--- Begin ---

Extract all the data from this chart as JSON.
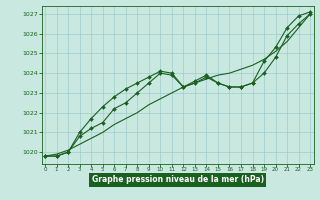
{
  "xlabel": "Graphe pression niveau de la mer (hPa)",
  "background_color": "#c8e8e0",
  "grid_color": "#a0cccc",
  "line_color": "#1a6020",
  "x_ticks": [
    0,
    1,
    2,
    3,
    4,
    5,
    6,
    7,
    8,
    9,
    10,
    11,
    12,
    13,
    14,
    15,
    16,
    17,
    18,
    19,
    20,
    21,
    22,
    23
  ],
  "ylim": [
    1019.4,
    1027.4
  ],
  "xlim": [
    -0.3,
    23.3
  ],
  "yticks": [
    1020,
    1021,
    1022,
    1023,
    1024,
    1025,
    1026,
    1027
  ],
  "series_marked": [
    1019.8,
    1019.8,
    1020.0,
    1021.0,
    1021.7,
    1022.3,
    1022.8,
    1023.2,
    1023.5,
    1023.8,
    1024.1,
    1024.0,
    1023.3,
    1023.6,
    1023.9,
    1023.5,
    1023.3,
    1023.3,
    1023.5,
    1024.6,
    1025.3,
    1026.3,
    1026.9,
    1027.1
  ],
  "series_mid": [
    1019.8,
    1019.8,
    1020.0,
    1020.8,
    1021.2,
    1021.5,
    1022.2,
    1022.5,
    1023.0,
    1023.5,
    1024.0,
    1023.9,
    1023.3,
    1023.5,
    1023.8,
    1023.5,
    1023.3,
    1023.3,
    1023.5,
    1024.0,
    1024.8,
    1025.9,
    1026.5,
    1027.0
  ],
  "series_straight": [
    1019.8,
    1019.9,
    1020.1,
    1020.4,
    1020.7,
    1021.0,
    1021.4,
    1021.7,
    1022.0,
    1022.4,
    1022.7,
    1023.0,
    1023.3,
    1023.5,
    1023.7,
    1023.9,
    1024.0,
    1024.2,
    1024.4,
    1024.7,
    1025.1,
    1025.6,
    1026.3,
    1027.0
  ]
}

--- End ---

Leave the pictures out and reproduce all of the records exactly.

Extract all the data from this chart as JSON.
{
  "xlabel": "Graphe pression niveau de la mer (hPa)",
  "background_color": "#c8e8e0",
  "grid_color": "#a0cccc",
  "line_color": "#1a6020",
  "x_ticks": [
    0,
    1,
    2,
    3,
    4,
    5,
    6,
    7,
    8,
    9,
    10,
    11,
    12,
    13,
    14,
    15,
    16,
    17,
    18,
    19,
    20,
    21,
    22,
    23
  ],
  "ylim": [
    1019.4,
    1027.4
  ],
  "xlim": [
    -0.3,
    23.3
  ],
  "yticks": [
    1020,
    1021,
    1022,
    1023,
    1024,
    1025,
    1026,
    1027
  ],
  "series_marked": [
    1019.8,
    1019.8,
    1020.0,
    1021.0,
    1021.7,
    1022.3,
    1022.8,
    1023.2,
    1023.5,
    1023.8,
    1024.1,
    1024.0,
    1023.3,
    1023.6,
    1023.9,
    1023.5,
    1023.3,
    1023.3,
    1023.5,
    1024.6,
    1025.3,
    1026.3,
    1026.9,
    1027.1
  ],
  "series_mid": [
    1019.8,
    1019.8,
    1020.0,
    1020.8,
    1021.2,
    1021.5,
    1022.2,
    1022.5,
    1023.0,
    1023.5,
    1024.0,
    1023.9,
    1023.3,
    1023.5,
    1023.8,
    1023.5,
    1023.3,
    1023.3,
    1023.5,
    1024.0,
    1024.8,
    1025.9,
    1026.5,
    1027.0
  ],
  "series_straight": [
    1019.8,
    1019.9,
    1020.1,
    1020.4,
    1020.7,
    1021.0,
    1021.4,
    1021.7,
    1022.0,
    1022.4,
    1022.7,
    1023.0,
    1023.3,
    1023.5,
    1023.7,
    1023.9,
    1024.0,
    1024.2,
    1024.4,
    1024.7,
    1025.1,
    1025.6,
    1026.3,
    1027.0
  ]
}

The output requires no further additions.